[Figure record listings]

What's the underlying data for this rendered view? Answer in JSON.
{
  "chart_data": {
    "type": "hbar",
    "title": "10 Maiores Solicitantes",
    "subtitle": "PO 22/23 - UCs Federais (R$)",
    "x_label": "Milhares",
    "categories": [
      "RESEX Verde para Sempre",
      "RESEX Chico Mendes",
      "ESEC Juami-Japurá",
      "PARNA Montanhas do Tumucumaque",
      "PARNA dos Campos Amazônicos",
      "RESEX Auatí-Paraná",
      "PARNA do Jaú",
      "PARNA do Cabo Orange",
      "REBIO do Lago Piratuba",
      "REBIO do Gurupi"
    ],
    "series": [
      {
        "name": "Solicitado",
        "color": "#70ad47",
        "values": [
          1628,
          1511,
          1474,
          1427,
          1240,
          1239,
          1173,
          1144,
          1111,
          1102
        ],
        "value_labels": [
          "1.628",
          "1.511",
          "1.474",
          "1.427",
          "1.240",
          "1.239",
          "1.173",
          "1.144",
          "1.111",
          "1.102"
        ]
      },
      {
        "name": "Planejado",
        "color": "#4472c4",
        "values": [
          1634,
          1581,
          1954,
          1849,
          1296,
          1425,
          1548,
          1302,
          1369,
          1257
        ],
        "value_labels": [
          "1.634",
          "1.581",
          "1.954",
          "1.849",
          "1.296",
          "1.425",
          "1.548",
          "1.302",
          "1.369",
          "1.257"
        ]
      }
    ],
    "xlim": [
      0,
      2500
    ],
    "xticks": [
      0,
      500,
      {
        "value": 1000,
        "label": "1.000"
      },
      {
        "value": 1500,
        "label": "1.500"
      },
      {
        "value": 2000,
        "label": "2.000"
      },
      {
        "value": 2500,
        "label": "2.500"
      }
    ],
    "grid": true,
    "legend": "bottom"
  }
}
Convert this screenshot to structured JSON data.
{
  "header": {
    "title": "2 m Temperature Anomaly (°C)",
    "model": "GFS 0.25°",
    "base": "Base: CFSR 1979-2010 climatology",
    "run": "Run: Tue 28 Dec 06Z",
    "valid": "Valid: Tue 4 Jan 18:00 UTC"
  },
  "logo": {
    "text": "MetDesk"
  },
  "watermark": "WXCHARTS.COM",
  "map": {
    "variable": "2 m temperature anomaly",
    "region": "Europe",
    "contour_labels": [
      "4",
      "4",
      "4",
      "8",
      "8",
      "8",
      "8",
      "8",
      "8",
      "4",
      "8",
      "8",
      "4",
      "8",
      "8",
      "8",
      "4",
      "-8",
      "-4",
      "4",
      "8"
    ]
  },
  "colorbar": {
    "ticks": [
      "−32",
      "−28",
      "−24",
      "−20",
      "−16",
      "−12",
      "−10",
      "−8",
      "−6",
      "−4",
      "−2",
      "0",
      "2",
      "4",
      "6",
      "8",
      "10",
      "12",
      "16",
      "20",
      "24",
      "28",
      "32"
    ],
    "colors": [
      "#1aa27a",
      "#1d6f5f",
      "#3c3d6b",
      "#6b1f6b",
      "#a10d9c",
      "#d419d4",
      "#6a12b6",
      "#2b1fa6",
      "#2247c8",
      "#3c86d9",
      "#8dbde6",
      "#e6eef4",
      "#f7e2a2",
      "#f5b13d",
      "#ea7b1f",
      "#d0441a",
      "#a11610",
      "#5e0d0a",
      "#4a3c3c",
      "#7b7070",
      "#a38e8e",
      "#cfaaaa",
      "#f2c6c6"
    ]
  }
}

▶ _STATED GOAL_
Copy down the whole of the data above, matching it exactly.

▶ _REPLY_
What's the underlying data for this rendered view? Answer in JSON.
{
  "chart_data": {
    "type": "hbar",
    "title": "10 Maiores Solicitantes",
    "subtitle": "PO 22/23 - UCs Federais (R$)",
    "x_label": "Milhares",
    "categories": [
      "RESEX Verde para Sempre",
      "RESEX Chico Mendes",
      "ESEC Juami-Japurá",
      "PARNA Montanhas do Tumucumaque",
      "PARNA dos Campos Amazônicos",
      "RESEX Auatí-Paraná",
      "PARNA do Jaú",
      "PARNA do Cabo Orange",
      "REBIO do Lago Piratuba",
      "REBIO do Gurupi"
    ],
    "series": [
      {
        "name": "Solicitado",
        "color": "#70ad47",
        "values": [
          1628,
          1511,
          1474,
          1427,
          1240,
          1239,
          1173,
          1144,
          1111,
          1102
        ],
        "value_labels": [
          "1.628",
          "1.511",
          "1.474",
          "1.427",
          "1.240",
          "1.239",
          "1.173",
          "1.144",
          "1.111",
          "1.102"
        ]
      },
      {
        "name": "Planejado",
        "color": "#4472c4",
        "values": [
          1634,
          1581,
          1954,
          1849,
          1296,
          1425,
          1548,
          1302,
          1369,
          1257
        ],
        "value_labels": [
          "1.634",
          "1.581",
          "1.954",
          "1.849",
          "1.296",
          "1.425",
          "1.548",
          "1.302",
          "1.369",
          "1.257"
        ]
      }
    ],
    "xlim": [
      0,
      2500
    ],
    "xticks": [
      0,
      500,
      {
        "value": 1000,
        "label": "1.000"
      },
      {
        "value": 1500,
        "label": "1.500"
      },
      {
        "value": 2000,
        "label": "2.000"
      },
      {
        "value": 2500,
        "label": "2.500"
      }
    ],
    "grid": true,
    "legend": "bottom"
  }
}
Convert this screenshot to structured JSON data.
{
  "header": {
    "title": "2 m Temperature Anomaly (°C)",
    "model": "GFS 0.25°",
    "base": "Base: CFSR 1979-2010 climatology",
    "run": "Run: Tue 28 Dec 06Z",
    "valid": "Valid: Tue 4 Jan 18:00 UTC"
  },
  "logo": {
    "text": "MetDesk"
  },
  "watermark": "WXCHARTS.COM",
  "map": {
    "variable": "2 m temperature anomaly",
    "region": "Europe",
    "contour_labels": [
      "4",
      "4",
      "4",
      "8",
      "8",
      "8",
      "8",
      "8",
      "8",
      "4",
      "8",
      "8",
      "4",
      "8",
      "8",
      "8",
      "4",
      "-8",
      "-4",
      "4",
      "8"
    ]
  },
  "colorbar": {
    "ticks": [
      "−32",
      "−28",
      "−24",
      "−20",
      "−16",
      "−12",
      "−10",
      "−8",
      "−6",
      "−4",
      "−2",
      "0",
      "2",
      "4",
      "6",
      "8",
      "10",
      "12",
      "16",
      "20",
      "24",
      "28",
      "32"
    ],
    "colors": [
      "#1aa27a",
      "#1d6f5f",
      "#3c3d6b",
      "#6b1f6b",
      "#a10d9c",
      "#d419d4",
      "#6a12b6",
      "#2b1fa6",
      "#2247c8",
      "#3c86d9",
      "#8dbde6",
      "#e6eef4",
      "#f7e2a2",
      "#f5b13d",
      "#ea7b1f",
      "#d0441a",
      "#a11610",
      "#5e0d0a",
      "#4a3c3c",
      "#7b7070",
      "#a38e8e",
      "#cfaaaa",
      "#f2c6c6"
    ]
  }
}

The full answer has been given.